◆ **Exercise goal**
Look through the listing for the word "Daily". Copy each line that has it.

Data entries for graphics
════════════════════
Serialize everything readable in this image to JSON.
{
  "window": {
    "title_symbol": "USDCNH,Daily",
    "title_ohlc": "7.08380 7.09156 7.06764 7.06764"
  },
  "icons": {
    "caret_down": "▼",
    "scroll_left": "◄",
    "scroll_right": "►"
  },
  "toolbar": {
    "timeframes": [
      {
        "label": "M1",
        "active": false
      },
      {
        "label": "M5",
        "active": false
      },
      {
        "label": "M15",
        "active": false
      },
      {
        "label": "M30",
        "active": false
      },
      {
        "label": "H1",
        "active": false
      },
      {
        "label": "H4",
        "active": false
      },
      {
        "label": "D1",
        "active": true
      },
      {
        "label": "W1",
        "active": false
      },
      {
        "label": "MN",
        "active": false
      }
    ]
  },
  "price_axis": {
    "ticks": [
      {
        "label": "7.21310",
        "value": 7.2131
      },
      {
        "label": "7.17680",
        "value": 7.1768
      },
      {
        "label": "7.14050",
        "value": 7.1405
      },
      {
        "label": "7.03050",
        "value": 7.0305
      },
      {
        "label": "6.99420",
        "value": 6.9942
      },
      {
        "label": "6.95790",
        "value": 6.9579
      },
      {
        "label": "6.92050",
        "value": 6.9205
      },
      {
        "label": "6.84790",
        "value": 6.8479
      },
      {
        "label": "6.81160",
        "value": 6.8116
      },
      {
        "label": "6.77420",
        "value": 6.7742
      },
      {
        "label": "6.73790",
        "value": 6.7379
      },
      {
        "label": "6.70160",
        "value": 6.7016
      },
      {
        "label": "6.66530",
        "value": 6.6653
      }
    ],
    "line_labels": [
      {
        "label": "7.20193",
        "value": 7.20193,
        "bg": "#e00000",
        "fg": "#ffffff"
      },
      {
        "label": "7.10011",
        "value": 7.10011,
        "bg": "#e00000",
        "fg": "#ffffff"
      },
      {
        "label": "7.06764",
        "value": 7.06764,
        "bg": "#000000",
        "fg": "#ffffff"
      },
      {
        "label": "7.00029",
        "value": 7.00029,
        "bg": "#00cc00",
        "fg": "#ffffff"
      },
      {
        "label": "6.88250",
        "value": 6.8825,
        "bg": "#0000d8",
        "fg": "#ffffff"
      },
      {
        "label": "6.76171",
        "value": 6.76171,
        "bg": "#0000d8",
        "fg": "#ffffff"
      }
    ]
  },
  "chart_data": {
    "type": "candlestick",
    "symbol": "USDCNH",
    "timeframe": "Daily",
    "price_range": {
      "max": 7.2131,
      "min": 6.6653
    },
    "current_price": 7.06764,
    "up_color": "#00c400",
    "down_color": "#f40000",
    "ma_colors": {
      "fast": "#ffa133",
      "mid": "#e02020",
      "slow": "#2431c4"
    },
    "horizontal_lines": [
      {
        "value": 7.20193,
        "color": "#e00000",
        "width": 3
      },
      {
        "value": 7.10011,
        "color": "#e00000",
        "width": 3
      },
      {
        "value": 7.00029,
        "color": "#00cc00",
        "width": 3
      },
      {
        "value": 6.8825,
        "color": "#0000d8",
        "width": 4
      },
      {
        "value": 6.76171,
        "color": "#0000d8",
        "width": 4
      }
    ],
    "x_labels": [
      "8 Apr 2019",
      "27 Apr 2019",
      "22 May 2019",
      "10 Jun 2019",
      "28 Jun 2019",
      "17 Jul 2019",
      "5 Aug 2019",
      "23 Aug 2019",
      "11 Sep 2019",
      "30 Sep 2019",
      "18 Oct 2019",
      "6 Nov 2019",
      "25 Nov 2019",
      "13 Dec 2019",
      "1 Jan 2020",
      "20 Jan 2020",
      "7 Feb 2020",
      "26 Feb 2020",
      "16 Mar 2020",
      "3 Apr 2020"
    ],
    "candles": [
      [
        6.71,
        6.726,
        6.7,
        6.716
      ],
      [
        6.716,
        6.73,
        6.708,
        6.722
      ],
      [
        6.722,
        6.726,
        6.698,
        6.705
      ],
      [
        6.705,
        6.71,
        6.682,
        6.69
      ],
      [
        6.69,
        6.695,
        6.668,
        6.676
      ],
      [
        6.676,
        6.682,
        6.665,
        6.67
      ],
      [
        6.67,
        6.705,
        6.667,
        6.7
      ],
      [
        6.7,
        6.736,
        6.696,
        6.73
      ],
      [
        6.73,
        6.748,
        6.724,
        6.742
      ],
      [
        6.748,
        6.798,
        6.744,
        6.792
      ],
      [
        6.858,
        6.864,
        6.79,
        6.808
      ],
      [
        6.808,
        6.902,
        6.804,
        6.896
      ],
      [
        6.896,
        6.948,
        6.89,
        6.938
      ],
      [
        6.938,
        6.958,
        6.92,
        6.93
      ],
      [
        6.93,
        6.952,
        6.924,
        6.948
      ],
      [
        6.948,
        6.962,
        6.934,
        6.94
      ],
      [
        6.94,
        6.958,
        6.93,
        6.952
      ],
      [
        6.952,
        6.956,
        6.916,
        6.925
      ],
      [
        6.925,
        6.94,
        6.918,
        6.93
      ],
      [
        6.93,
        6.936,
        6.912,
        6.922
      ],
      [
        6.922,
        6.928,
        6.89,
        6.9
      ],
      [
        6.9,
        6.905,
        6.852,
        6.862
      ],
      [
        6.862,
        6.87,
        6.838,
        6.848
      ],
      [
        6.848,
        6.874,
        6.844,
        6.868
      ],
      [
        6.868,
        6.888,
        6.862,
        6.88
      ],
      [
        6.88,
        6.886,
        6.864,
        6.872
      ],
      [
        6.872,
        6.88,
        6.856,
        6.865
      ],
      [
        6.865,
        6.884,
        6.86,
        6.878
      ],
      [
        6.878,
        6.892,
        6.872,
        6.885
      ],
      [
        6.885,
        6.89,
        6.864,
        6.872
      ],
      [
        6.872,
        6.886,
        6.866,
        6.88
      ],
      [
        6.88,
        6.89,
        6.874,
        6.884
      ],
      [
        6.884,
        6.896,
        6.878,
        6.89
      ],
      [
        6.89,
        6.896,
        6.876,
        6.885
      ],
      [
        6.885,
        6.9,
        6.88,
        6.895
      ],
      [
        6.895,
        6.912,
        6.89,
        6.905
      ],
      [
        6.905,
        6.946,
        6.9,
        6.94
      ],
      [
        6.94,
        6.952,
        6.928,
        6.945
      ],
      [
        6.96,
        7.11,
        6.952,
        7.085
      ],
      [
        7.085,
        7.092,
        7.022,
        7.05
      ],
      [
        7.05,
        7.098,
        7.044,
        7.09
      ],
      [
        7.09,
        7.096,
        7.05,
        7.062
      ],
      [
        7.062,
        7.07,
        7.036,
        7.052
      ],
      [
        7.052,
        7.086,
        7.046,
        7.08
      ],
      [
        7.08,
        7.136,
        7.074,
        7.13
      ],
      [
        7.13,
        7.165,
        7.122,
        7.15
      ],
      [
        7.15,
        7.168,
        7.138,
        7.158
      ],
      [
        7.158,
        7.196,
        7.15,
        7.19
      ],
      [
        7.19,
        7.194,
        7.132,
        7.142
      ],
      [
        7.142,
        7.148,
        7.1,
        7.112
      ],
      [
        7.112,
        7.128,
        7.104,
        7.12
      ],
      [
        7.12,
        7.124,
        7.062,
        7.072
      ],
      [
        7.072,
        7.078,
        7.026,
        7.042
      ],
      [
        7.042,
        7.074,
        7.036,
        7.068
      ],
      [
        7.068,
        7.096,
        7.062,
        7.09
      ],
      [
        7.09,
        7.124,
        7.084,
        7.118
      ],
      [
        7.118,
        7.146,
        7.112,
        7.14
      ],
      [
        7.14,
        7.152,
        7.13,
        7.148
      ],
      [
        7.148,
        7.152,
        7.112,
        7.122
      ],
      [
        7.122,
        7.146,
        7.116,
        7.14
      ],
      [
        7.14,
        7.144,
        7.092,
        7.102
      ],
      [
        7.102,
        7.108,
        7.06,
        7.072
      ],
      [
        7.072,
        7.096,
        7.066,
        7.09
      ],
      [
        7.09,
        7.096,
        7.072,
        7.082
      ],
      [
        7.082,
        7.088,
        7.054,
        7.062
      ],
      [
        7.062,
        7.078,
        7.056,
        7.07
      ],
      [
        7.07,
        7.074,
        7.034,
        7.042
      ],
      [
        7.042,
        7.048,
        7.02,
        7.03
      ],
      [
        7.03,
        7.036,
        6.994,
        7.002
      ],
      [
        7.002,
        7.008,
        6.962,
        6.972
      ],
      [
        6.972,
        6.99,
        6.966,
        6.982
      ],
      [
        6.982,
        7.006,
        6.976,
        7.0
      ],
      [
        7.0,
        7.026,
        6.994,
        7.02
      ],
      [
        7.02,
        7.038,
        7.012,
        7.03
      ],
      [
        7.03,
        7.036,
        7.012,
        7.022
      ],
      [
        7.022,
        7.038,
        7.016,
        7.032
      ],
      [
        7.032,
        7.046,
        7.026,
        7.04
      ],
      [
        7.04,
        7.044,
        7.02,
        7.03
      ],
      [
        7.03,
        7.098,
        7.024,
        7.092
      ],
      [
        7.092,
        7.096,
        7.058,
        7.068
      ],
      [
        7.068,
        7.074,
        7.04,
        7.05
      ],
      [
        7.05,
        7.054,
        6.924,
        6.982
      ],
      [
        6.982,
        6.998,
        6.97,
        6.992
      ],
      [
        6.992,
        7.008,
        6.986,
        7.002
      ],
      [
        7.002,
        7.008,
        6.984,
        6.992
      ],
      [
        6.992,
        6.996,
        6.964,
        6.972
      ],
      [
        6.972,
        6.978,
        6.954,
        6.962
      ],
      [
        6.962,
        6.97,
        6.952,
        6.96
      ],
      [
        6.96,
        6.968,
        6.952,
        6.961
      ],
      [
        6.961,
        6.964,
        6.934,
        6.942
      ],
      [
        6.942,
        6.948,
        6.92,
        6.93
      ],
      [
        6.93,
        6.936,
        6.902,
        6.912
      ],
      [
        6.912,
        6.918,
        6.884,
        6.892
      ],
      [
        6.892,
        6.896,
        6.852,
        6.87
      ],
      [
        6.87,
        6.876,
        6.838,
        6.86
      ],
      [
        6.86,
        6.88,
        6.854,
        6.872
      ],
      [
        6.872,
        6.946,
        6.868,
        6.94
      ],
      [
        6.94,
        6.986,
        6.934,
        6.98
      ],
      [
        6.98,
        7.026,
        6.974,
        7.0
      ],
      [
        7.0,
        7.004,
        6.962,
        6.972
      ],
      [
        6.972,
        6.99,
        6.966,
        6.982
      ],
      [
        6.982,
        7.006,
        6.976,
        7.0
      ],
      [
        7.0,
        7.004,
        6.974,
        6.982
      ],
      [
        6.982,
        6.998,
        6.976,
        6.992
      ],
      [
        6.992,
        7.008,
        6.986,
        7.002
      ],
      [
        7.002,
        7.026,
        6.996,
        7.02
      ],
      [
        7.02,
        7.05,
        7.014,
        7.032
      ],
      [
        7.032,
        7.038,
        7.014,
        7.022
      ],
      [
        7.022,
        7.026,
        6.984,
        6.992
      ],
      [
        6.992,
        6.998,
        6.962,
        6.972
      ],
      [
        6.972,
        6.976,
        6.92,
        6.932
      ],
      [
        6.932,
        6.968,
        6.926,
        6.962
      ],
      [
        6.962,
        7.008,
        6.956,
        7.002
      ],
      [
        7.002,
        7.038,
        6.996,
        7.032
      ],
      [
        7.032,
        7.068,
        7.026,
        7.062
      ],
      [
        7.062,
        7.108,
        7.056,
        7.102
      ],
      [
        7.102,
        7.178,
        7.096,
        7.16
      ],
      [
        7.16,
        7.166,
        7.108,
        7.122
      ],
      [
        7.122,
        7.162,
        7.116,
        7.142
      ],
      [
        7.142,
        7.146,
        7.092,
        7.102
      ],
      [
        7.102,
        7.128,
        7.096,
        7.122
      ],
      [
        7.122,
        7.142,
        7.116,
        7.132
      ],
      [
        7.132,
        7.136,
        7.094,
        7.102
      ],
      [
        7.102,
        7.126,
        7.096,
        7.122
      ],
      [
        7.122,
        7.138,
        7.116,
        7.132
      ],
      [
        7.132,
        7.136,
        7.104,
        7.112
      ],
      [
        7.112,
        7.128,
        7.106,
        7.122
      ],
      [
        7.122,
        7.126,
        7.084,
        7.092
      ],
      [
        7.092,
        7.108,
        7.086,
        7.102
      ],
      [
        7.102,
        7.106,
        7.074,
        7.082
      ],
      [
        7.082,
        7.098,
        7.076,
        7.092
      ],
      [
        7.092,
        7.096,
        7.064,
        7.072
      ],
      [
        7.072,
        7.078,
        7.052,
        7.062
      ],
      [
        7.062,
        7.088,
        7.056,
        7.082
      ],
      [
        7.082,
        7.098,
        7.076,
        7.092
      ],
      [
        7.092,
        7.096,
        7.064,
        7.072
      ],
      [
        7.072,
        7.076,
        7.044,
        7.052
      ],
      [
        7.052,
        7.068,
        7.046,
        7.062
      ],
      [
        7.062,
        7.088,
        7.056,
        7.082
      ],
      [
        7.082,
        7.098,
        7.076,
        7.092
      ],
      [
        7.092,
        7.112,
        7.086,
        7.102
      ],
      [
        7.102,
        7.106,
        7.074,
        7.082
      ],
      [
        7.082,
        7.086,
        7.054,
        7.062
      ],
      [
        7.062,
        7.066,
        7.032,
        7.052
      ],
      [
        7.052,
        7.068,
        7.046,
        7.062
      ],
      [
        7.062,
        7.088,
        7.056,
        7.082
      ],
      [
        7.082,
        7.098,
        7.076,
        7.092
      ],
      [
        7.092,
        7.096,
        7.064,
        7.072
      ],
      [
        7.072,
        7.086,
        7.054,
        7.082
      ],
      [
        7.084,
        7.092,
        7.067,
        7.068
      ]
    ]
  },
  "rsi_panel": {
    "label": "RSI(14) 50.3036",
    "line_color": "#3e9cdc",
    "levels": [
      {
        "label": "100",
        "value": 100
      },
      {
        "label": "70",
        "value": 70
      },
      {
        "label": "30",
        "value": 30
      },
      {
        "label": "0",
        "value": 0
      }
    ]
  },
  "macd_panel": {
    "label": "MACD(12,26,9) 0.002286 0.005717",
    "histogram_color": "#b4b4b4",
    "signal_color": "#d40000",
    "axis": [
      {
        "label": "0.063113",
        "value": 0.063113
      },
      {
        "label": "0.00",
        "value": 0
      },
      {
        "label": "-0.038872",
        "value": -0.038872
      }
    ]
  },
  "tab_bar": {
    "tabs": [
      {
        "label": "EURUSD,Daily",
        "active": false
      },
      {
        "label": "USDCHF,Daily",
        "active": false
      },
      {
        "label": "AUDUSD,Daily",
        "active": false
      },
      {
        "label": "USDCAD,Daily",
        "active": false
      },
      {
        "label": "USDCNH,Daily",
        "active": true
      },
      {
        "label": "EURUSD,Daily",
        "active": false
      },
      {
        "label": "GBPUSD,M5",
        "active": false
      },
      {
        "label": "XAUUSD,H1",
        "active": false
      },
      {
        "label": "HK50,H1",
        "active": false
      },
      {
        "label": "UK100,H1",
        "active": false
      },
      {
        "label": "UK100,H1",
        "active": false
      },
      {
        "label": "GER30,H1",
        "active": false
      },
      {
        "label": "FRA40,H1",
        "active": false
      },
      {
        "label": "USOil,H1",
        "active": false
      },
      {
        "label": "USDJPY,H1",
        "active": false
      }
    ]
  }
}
════════════════════
◆ **Full answer**
    "title_symbol": "USDCNH,Daily",
    "timeframe": "Daily",
        "label": "EURUSD,Daily",
        "label": "USDCHF,Daily",
        "label": "AUDUSD,Daily",
        "label": "USDCAD,Daily",
        "label": "USDCNH,Daily",
        "label": "EURUSD,Daily",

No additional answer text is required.